Stored entries:
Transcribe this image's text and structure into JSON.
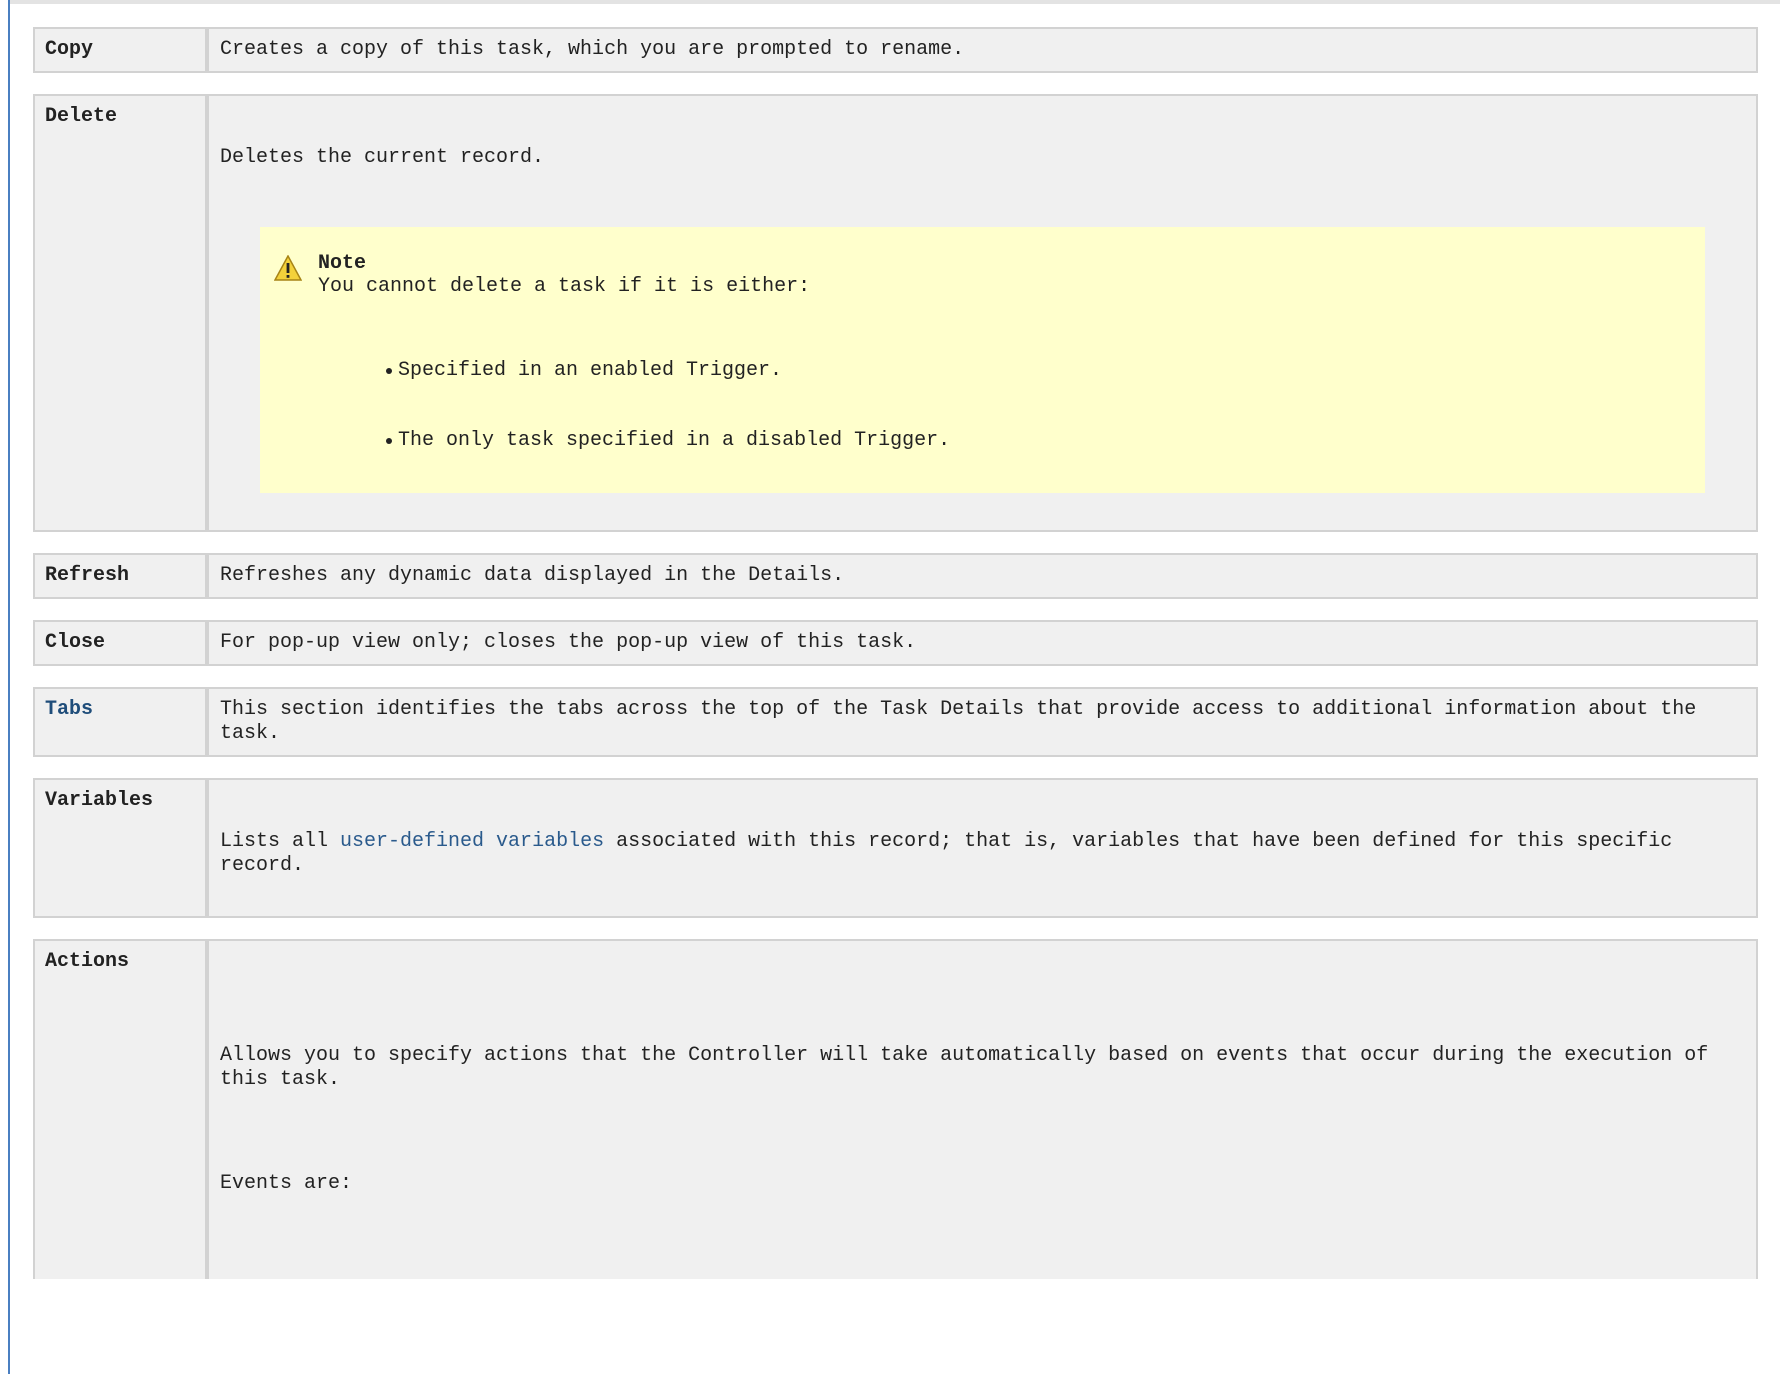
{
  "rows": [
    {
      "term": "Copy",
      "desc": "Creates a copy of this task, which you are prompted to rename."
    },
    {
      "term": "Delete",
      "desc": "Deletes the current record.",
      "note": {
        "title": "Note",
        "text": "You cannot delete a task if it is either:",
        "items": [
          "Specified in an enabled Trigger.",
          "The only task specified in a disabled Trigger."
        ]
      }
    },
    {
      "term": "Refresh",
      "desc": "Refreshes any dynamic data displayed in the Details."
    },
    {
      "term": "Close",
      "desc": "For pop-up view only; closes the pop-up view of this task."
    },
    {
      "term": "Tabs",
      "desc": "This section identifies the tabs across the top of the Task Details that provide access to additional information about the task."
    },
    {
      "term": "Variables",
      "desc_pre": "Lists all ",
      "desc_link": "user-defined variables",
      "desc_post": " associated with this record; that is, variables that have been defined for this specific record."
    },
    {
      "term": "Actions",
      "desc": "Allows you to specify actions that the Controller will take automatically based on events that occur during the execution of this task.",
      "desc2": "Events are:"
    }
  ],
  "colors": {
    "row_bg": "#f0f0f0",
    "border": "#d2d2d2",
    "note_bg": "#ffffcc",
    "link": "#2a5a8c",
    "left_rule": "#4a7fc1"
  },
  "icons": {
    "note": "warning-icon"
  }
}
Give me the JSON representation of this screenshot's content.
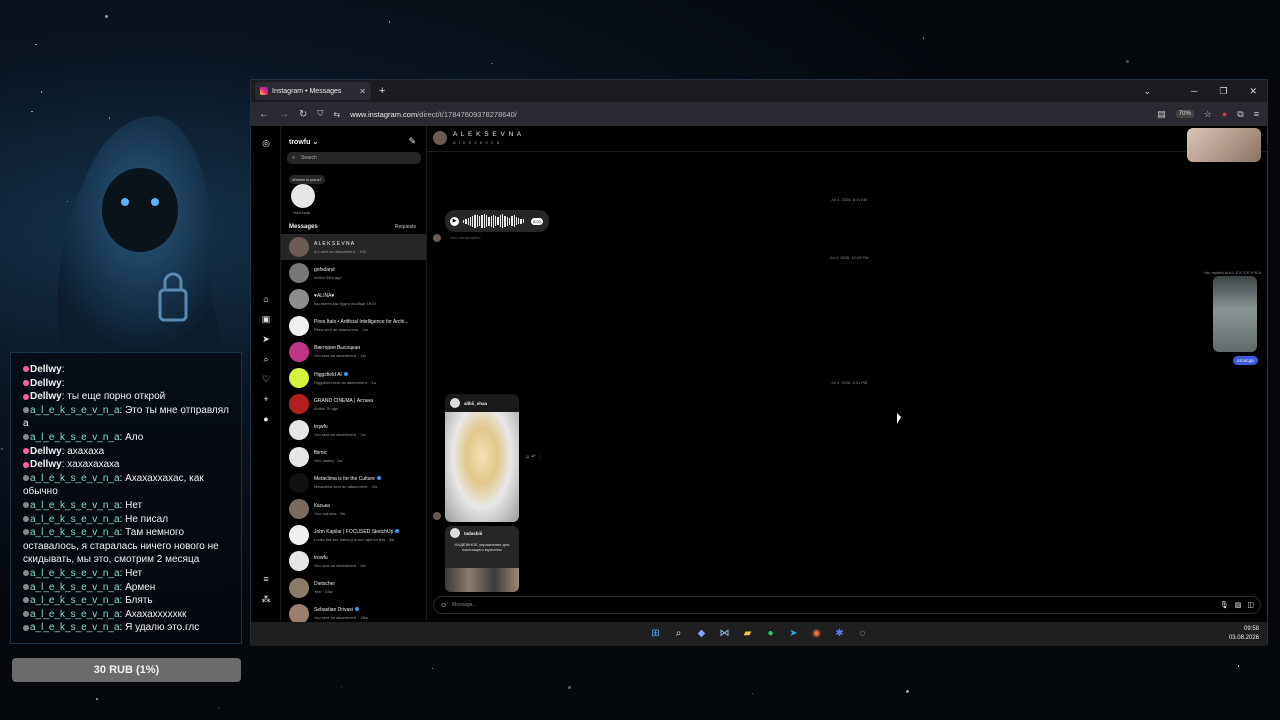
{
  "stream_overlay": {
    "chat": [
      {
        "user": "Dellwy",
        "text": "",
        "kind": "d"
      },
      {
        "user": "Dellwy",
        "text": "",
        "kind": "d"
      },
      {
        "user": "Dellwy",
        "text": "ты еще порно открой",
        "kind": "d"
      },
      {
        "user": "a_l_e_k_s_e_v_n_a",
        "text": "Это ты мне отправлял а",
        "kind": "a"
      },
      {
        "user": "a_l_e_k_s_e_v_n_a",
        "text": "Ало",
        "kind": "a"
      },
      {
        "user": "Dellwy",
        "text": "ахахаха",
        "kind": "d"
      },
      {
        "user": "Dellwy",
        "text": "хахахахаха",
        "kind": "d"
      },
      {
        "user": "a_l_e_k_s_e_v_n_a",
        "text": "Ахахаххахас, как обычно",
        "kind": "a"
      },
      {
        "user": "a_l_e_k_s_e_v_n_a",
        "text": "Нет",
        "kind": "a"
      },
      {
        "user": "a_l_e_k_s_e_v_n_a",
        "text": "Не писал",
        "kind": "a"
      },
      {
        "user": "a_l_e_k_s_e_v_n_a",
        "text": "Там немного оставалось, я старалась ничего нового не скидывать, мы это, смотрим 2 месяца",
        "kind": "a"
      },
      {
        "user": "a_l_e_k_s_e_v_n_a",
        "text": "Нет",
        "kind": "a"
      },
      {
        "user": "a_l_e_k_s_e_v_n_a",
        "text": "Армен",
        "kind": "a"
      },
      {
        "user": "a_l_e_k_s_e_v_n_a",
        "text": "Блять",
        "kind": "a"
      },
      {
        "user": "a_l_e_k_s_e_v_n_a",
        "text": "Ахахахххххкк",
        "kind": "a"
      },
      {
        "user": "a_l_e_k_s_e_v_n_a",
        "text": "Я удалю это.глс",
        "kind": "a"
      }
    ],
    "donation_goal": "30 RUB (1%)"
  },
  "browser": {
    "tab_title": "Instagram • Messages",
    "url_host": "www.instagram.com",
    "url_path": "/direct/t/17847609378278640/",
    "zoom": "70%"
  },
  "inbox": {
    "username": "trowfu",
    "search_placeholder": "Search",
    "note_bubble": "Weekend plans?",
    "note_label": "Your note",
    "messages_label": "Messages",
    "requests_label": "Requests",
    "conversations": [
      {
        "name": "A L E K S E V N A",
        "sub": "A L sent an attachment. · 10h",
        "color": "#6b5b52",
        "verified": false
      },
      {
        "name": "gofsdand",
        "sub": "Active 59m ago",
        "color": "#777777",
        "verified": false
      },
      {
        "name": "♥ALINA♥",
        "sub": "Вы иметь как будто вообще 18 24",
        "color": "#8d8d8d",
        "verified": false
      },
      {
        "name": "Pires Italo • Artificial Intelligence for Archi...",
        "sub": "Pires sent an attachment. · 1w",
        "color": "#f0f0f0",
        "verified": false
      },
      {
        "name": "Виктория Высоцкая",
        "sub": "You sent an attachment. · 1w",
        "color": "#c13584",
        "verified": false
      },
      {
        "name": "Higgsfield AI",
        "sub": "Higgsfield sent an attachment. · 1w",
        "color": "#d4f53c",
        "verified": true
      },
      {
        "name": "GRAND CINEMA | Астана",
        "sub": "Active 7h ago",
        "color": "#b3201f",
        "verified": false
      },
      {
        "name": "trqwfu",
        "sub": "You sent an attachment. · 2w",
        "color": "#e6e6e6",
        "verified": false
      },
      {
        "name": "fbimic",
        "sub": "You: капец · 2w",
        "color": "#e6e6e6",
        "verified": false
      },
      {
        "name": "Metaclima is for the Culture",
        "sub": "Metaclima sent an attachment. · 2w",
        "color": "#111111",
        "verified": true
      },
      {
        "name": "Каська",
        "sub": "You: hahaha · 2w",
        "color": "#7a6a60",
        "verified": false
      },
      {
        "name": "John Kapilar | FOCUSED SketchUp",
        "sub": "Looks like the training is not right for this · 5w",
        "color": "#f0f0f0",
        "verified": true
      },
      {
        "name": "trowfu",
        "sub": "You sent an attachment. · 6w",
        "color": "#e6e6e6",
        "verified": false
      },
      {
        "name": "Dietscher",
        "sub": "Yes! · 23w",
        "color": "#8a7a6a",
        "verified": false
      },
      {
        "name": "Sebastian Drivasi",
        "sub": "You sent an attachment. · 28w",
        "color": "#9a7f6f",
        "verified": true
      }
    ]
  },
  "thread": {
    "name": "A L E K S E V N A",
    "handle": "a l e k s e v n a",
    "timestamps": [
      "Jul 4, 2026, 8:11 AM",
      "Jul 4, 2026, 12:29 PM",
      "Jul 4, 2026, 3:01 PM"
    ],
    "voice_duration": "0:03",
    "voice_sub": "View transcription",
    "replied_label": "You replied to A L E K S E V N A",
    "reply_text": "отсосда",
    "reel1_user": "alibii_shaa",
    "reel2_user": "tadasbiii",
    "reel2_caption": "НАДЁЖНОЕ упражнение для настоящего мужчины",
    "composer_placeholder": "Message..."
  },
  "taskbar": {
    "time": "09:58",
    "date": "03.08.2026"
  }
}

● **WHAT TO WORK ON**
Transcribe the material exactly, leaving every picture out.

● **RESULT**
Transcribe this image's text and structure into JSON.
{
  "rows": [
    {
      "term": "Copy",
      "desc": "Creates a copy of this task, which you are prompted to rename."
    },
    {
      "term": "Delete",
      "desc": "Deletes the current record.",
      "note": {
        "title": "Note",
        "text": "You cannot delete a task if it is either:",
        "items": [
          "Specified in an enabled Trigger.",
          "The only task specified in a disabled Trigger."
        ]
      }
    },
    {
      "term": "Refresh",
      "desc": "Refreshes any dynamic data displayed in the Details."
    },
    {
      "term": "Close",
      "desc": "For pop-up view only; closes the pop-up view of this task."
    },
    {
      "term": "Tabs",
      "desc": "This section identifies the tabs across the top of the Task Details that provide access to additional information about the task."
    },
    {
      "term": "Variables",
      "desc_pre": "Lists all ",
      "desc_link": "user-defined variables",
      "desc_post": " associated with this record; that is, variables that have been defined for this specific record."
    },
    {
      "term": "Actions",
      "desc": "Allows you to specify actions that the Controller will take automatically based on events that occur during the execution of this task.",
      "desc2": "Events are:"
    }
  ],
  "colors": {
    "row_bg": "#f0f0f0",
    "border": "#d2d2d2",
    "note_bg": "#ffffcc",
    "link": "#2a5a8c",
    "left_rule": "#4a7fc1"
  },
  "icons": {
    "note": "warning-icon"
  }
}
Give me the JSON representation of this screenshot's content.
{
  "stream_overlay": {
    "chat": [
      {
        "user": "Dellwy",
        "text": "",
        "kind": "d"
      },
      {
        "user": "Dellwy",
        "text": "",
        "kind": "d"
      },
      {
        "user": "Dellwy",
        "text": "ты еще порно открой",
        "kind": "d"
      },
      {
        "user": "a_l_e_k_s_e_v_n_a",
        "text": "Это ты мне отправлял а",
        "kind": "a"
      },
      {
        "user": "a_l_e_k_s_e_v_n_a",
        "text": "Ало",
        "kind": "a"
      },
      {
        "user": "Dellwy",
        "text": "ахахаха",
        "kind": "d"
      },
      {
        "user": "Dellwy",
        "text": "хахахахаха",
        "kind": "d"
      },
      {
        "user": "a_l_e_k_s_e_v_n_a",
        "text": "Ахахаххахас, как обычно",
        "kind": "a"
      },
      {
        "user": "a_l_e_k_s_e_v_n_a",
        "text": "Нет",
        "kind": "a"
      },
      {
        "user": "a_l_e_k_s_e_v_n_a",
        "text": "Не писал",
        "kind": "a"
      },
      {
        "user": "a_l_e_k_s_e_v_n_a",
        "text": "Там немного оставалось, я старалась ничего нового не скидывать, мы это, смотрим 2 месяца",
        "kind": "a"
      },
      {
        "user": "a_l_e_k_s_e_v_n_a",
        "text": "Нет",
        "kind": "a"
      },
      {
        "user": "a_l_e_k_s_e_v_n_a",
        "text": "Армен",
        "kind": "a"
      },
      {
        "user": "a_l_e_k_s_e_v_n_a",
        "text": "Блять",
        "kind": "a"
      },
      {
        "user": "a_l_e_k_s_e_v_n_a",
        "text": "Ахахахххххкк",
        "kind": "a"
      },
      {
        "user": "a_l_e_k_s_e_v_n_a",
        "text": "Я удалю это.глс",
        "kind": "a"
      }
    ],
    "donation_goal": "30 RUB (1%)"
  },
  "browser": {
    "tab_title": "Instagram • Messages",
    "url_host": "www.instagram.com",
    "url_path": "/direct/t/17847609378278640/",
    "zoom": "70%"
  },
  "inbox": {
    "username": "trowfu",
    "search_placeholder": "Search",
    "note_bubble": "Weekend plans?",
    "note_label": "Your note",
    "messages_label": "Messages",
    "requests_label": "Requests",
    "conversations": [
      {
        "name": "A L E K S E V N A",
        "sub": "A L sent an attachment. · 10h",
        "color": "#6b5b52",
        "verified": false
      },
      {
        "name": "gofsdand",
        "sub": "Active 59m ago",
        "color": "#777777",
        "verified": false
      },
      {
        "name": "♥ALINA♥",
        "sub": "Вы иметь как будто вообще 18 24",
        "color": "#8d8d8d",
        "verified": false
      },
      {
        "name": "Pires Italo • Artificial Intelligence for Archi...",
        "sub": "Pires sent an attachment. · 1w",
        "color": "#f0f0f0",
        "verified": false
      },
      {
        "name": "Виктория Высоцкая",
        "sub": "You sent an attachment. · 1w",
        "color": "#c13584",
        "verified": false
      },
      {
        "name": "Higgsfield AI",
        "sub": "Higgsfield sent an attachment. · 1w",
        "color": "#d4f53c",
        "verified": true
      },
      {
        "name": "GRAND CINEMA | Астана",
        "sub": "Active 7h ago",
        "color": "#b3201f",
        "verified": false
      },
      {
        "name": "trqwfu",
        "sub": "You sent an attachment. · 2w",
        "color": "#e6e6e6",
        "verified": false
      },
      {
        "name": "fbimic",
        "sub": "You: капец · 2w",
        "color": "#e6e6e6",
        "verified": false
      },
      {
        "name": "Metaclima is for the Culture",
        "sub": "Metaclima sent an attachment. · 2w",
        "color": "#111111",
        "verified": true
      },
      {
        "name": "Каська",
        "sub": "You: hahaha · 2w",
        "color": "#7a6a60",
        "verified": false
      },
      {
        "name": "John Kapilar | FOCUSED SketchUp",
        "sub": "Looks like the training is not right for this · 5w",
        "color": "#f0f0f0",
        "verified": true
      },
      {
        "name": "trowfu",
        "sub": "You sent an attachment. · 6w",
        "color": "#e6e6e6",
        "verified": false
      },
      {
        "name": "Dietscher",
        "sub": "Yes! · 23w",
        "color": "#8a7a6a",
        "verified": false
      },
      {
        "name": "Sebastian Drivasi",
        "sub": "You sent an attachment. · 28w",
        "color": "#9a7f6f",
        "verified": true
      }
    ]
  },
  "thread": {
    "name": "A L E K S E V N A",
    "handle": "a l e k s e v n a",
    "timestamps": [
      "Jul 4, 2026, 8:11 AM",
      "Jul 4, 2026, 12:29 PM",
      "Jul 4, 2026, 3:01 PM"
    ],
    "voice_duration": "0:03",
    "voice_sub": "View transcription",
    "replied_label": "You replied to A L E K S E V N A",
    "reply_text": "отсосда",
    "reel1_user": "alibii_shaa",
    "reel2_user": "tadasbiii",
    "reel2_caption": "НАДЁЖНОЕ упражнение для настоящего мужчины",
    "composer_placeholder": "Message..."
  },
  "taskbar": {
    "time": "09:58",
    "date": "03.08.2026"
  }
}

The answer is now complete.